> **Your goal**: Every entry below must appear again, exactly as written.

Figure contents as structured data
===============
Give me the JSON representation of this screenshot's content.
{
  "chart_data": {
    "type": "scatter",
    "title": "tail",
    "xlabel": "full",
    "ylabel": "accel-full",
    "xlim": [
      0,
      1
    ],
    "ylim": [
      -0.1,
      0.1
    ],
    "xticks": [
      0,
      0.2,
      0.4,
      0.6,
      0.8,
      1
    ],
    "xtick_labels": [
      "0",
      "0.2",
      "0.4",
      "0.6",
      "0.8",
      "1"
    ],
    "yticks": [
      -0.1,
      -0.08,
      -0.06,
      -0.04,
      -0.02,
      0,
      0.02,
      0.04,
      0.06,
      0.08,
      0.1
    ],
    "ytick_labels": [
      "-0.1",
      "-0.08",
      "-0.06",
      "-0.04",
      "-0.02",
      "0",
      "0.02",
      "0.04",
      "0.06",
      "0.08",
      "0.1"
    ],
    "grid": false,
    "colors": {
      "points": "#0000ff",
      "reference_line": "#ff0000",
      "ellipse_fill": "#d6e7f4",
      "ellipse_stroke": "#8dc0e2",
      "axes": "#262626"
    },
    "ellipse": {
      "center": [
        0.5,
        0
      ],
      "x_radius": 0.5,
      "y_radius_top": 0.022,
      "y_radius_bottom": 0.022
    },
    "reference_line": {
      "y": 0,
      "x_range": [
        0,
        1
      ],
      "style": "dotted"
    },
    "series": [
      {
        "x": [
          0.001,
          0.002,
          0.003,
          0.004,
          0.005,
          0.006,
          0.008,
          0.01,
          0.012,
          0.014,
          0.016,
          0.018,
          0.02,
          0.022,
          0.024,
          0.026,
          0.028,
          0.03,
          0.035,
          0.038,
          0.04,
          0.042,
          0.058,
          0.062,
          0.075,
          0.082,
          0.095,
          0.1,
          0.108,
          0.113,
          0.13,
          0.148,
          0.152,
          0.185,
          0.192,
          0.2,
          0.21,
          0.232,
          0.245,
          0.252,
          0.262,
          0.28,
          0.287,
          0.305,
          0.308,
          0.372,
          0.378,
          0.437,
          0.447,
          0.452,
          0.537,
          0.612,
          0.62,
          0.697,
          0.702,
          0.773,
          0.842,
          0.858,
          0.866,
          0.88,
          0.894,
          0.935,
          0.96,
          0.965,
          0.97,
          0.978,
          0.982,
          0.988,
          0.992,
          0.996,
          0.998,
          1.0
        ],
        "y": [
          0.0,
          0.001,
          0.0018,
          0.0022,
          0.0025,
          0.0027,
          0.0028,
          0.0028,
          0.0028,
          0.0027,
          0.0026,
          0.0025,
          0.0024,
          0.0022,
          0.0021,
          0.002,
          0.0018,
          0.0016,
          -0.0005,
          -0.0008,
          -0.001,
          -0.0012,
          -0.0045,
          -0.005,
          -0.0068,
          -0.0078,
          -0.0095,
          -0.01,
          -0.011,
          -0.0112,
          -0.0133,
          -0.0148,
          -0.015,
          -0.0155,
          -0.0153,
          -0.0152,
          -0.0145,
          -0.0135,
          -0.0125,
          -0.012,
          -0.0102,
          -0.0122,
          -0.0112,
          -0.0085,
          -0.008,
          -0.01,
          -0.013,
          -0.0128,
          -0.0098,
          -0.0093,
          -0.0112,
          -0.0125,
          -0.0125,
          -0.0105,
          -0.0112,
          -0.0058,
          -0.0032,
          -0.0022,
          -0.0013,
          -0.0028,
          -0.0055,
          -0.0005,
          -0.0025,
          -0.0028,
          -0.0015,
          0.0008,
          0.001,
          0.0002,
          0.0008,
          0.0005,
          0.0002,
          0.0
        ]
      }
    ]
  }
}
===============
> **Exercise output**:
Give me the JSON representation of this screenshot's content.
{
  "chart_data": {
    "type": "scatter",
    "title": "tail",
    "xlabel": "full",
    "ylabel": "accel-full",
    "xlim": [
      0,
      1
    ],
    "ylim": [
      -0.1,
      0.1
    ],
    "xticks": [
      0,
      0.2,
      0.4,
      0.6,
      0.8,
      1
    ],
    "xtick_labels": [
      "0",
      "0.2",
      "0.4",
      "0.6",
      "0.8",
      "1"
    ],
    "yticks": [
      -0.1,
      -0.08,
      -0.06,
      -0.04,
      -0.02,
      0,
      0.02,
      0.04,
      0.06,
      0.08,
      0.1
    ],
    "ytick_labels": [
      "-0.1",
      "-0.08",
      "-0.06",
      "-0.04",
      "-0.02",
      "0",
      "0.02",
      "0.04",
      "0.06",
      "0.08",
      "0.1"
    ],
    "grid": false,
    "colors": {
      "points": "#0000ff",
      "reference_line": "#ff0000",
      "ellipse_fill": "#d6e7f4",
      "ellipse_stroke": "#8dc0e2",
      "axes": "#262626"
    },
    "ellipse": {
      "center": [
        0.5,
        0
      ],
      "x_radius": 0.5,
      "y_radius_top": 0.022,
      "y_radius_bottom": 0.022
    },
    "reference_line": {
      "y": 0,
      "x_range": [
        0,
        1
      ],
      "style": "dotted"
    },
    "series": [
      {
        "x": [
          0.001,
          0.002,
          0.003,
          0.004,
          0.005,
          0.006,
          0.008,
          0.01,
          0.012,
          0.014,
          0.016,
          0.018,
          0.02,
          0.022,
          0.024,
          0.026,
          0.028,
          0.03,
          0.035,
          0.038,
          0.04,
          0.042,
          0.058,
          0.062,
          0.075,
          0.082,
          0.095,
          0.1,
          0.108,
          0.113,
          0.13,
          0.148,
          0.152,
          0.185,
          0.192,
          0.2,
          0.21,
          0.232,
          0.245,
          0.252,
          0.262,
          0.28,
          0.287,
          0.305,
          0.308,
          0.372,
          0.378,
          0.437,
          0.447,
          0.452,
          0.537,
          0.612,
          0.62,
          0.697,
          0.702,
          0.773,
          0.842,
          0.858,
          0.866,
          0.88,
          0.894,
          0.935,
          0.96,
          0.965,
          0.97,
          0.978,
          0.982,
          0.988,
          0.992,
          0.996,
          0.998,
          1.0
        ],
        "y": [
          0.0,
          0.001,
          0.0018,
          0.0022,
          0.0025,
          0.0027,
          0.0028,
          0.0028,
          0.0028,
          0.0027,
          0.0026,
          0.0025,
          0.0024,
          0.0022,
          0.0021,
          0.002,
          0.0018,
          0.0016,
          -0.0005,
          -0.0008,
          -0.001,
          -0.0012,
          -0.0045,
          -0.005,
          -0.0068,
          -0.0078,
          -0.0095,
          -0.01,
          -0.011,
          -0.0112,
          -0.0133,
          -0.0148,
          -0.015,
          -0.0155,
          -0.0153,
          -0.0152,
          -0.0145,
          -0.0135,
          -0.0125,
          -0.012,
          -0.0102,
          -0.0122,
          -0.0112,
          -0.0085,
          -0.008,
          -0.01,
          -0.013,
          -0.0128,
          -0.0098,
          -0.0093,
          -0.0112,
          -0.0125,
          -0.0125,
          -0.0105,
          -0.0112,
          -0.0058,
          -0.0032,
          -0.0022,
          -0.0013,
          -0.0028,
          -0.0055,
          -0.0005,
          -0.0025,
          -0.0028,
          -0.0015,
          0.0008,
          0.001,
          0.0002,
          0.0008,
          0.0005,
          0.0002,
          0.0
        ]
      }
    ]
  }
}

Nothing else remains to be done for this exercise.